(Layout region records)
[START]

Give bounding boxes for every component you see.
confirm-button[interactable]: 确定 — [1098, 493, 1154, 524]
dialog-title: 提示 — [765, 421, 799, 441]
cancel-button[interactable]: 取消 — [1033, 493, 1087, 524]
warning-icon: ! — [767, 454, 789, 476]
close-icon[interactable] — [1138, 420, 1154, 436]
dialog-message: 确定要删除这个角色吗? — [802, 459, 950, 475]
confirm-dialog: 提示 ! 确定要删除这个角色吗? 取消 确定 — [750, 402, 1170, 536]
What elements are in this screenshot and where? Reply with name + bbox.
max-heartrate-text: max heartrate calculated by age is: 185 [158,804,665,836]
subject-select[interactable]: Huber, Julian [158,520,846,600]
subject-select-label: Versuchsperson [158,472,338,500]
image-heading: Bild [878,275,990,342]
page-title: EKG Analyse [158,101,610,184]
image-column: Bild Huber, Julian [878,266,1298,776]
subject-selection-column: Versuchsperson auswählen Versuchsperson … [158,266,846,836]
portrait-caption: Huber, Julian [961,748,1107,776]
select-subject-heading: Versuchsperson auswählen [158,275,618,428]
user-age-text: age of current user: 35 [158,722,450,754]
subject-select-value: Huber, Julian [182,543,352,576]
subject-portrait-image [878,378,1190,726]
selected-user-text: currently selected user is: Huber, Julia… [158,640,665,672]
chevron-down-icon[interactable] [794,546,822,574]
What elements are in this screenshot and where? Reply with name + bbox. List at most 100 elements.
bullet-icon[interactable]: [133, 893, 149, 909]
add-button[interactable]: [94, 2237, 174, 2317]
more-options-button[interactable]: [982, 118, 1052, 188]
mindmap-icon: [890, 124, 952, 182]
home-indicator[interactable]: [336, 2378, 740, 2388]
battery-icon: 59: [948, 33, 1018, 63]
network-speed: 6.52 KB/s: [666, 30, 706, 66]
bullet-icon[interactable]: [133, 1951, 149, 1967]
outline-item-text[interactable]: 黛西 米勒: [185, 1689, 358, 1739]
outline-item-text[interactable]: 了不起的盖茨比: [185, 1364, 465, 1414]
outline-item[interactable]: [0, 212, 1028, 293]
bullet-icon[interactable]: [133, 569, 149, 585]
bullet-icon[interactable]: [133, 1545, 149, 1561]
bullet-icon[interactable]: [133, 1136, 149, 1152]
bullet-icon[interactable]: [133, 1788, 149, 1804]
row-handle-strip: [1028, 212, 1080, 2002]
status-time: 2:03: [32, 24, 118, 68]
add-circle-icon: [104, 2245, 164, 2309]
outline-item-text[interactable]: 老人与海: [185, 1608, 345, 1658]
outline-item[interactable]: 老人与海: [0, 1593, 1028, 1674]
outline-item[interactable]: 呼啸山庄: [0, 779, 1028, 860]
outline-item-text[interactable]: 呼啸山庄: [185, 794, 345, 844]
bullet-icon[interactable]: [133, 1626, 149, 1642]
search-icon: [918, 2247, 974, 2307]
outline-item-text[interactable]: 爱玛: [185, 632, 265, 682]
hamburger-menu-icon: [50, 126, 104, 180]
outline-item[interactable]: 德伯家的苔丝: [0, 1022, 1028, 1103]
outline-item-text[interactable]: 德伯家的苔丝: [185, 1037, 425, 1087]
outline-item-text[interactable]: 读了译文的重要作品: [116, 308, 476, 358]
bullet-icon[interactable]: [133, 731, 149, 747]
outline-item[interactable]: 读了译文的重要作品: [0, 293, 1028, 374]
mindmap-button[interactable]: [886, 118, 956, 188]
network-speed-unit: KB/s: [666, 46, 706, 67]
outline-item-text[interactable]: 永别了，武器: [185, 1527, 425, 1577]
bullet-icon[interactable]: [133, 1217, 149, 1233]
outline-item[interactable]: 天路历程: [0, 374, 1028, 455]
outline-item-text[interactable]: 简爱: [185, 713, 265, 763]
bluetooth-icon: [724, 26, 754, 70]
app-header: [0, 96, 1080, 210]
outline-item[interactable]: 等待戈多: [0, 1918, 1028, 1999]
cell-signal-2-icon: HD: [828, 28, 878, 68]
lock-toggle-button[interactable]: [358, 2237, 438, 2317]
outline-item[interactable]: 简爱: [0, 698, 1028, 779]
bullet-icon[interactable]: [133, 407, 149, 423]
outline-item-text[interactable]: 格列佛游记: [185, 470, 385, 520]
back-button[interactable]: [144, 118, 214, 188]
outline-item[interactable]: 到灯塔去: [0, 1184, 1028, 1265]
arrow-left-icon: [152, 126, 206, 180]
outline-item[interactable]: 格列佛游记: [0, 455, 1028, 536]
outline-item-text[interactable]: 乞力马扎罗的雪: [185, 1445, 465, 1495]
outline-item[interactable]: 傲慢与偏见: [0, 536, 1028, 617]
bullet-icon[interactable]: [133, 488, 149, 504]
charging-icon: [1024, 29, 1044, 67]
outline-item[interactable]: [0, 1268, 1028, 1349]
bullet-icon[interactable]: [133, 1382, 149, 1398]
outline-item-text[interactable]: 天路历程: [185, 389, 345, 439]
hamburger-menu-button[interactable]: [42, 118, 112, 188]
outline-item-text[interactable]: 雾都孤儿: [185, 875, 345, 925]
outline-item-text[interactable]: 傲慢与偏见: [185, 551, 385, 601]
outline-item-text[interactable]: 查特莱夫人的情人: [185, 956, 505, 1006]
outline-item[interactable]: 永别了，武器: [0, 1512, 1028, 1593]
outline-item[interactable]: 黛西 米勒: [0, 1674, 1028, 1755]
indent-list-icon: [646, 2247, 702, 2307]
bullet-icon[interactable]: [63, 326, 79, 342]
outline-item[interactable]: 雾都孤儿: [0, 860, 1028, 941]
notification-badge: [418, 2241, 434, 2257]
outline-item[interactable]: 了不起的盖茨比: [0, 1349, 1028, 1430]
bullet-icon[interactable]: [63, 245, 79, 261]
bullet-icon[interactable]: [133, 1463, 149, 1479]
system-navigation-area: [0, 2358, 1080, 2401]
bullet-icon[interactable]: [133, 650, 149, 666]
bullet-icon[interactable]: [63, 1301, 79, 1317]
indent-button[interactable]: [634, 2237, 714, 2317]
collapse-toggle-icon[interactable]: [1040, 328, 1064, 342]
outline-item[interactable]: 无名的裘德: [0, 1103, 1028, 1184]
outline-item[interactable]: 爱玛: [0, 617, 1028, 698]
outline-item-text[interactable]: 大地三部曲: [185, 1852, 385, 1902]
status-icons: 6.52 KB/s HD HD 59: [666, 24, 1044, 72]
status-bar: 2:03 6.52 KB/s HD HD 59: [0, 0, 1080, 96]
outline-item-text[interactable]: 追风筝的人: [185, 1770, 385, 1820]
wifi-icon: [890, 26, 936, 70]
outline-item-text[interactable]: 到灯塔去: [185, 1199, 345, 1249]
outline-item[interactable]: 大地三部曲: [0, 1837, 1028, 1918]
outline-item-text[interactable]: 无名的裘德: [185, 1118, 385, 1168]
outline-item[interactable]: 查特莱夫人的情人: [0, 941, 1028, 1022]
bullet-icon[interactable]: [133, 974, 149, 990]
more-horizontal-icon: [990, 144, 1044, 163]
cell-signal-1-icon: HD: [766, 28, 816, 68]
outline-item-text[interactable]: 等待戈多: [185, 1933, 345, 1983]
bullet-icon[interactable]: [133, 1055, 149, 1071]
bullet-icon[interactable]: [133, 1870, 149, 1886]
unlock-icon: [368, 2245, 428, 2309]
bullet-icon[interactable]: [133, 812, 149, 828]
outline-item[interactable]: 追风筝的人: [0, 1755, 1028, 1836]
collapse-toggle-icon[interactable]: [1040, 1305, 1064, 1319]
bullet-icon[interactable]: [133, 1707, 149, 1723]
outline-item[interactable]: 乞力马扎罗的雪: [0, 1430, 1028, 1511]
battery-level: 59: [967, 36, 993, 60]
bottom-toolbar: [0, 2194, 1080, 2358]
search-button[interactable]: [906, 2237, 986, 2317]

[END]

> _Task prompt_: Report how many lines in the records above contain the string "title", with case counting, and give only the number.

> _Worked answer_: 2